Data items
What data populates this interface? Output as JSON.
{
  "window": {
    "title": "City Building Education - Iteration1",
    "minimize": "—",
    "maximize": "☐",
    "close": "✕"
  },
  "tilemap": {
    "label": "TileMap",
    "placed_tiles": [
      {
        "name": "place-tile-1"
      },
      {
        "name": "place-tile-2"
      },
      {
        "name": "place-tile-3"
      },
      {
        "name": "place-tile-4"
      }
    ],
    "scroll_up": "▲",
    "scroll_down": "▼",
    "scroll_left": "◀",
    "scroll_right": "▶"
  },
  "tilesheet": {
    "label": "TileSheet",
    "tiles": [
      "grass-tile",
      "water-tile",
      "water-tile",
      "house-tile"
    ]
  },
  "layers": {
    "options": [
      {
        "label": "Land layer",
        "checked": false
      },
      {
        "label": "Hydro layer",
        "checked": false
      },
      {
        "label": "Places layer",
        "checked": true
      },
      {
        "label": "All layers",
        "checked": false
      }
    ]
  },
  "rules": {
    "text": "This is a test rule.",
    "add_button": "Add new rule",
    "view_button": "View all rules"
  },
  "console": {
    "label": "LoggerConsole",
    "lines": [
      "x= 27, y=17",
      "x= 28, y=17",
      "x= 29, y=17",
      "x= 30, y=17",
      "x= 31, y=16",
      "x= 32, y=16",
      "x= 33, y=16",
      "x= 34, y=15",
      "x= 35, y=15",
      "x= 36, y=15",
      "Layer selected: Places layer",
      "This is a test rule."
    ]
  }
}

AIM: Look through the data above. Copy every line with the string "Places" in it.

CORRECT RESPONSE:
        "label": "Places layer",
      "Layer selected: Places layer",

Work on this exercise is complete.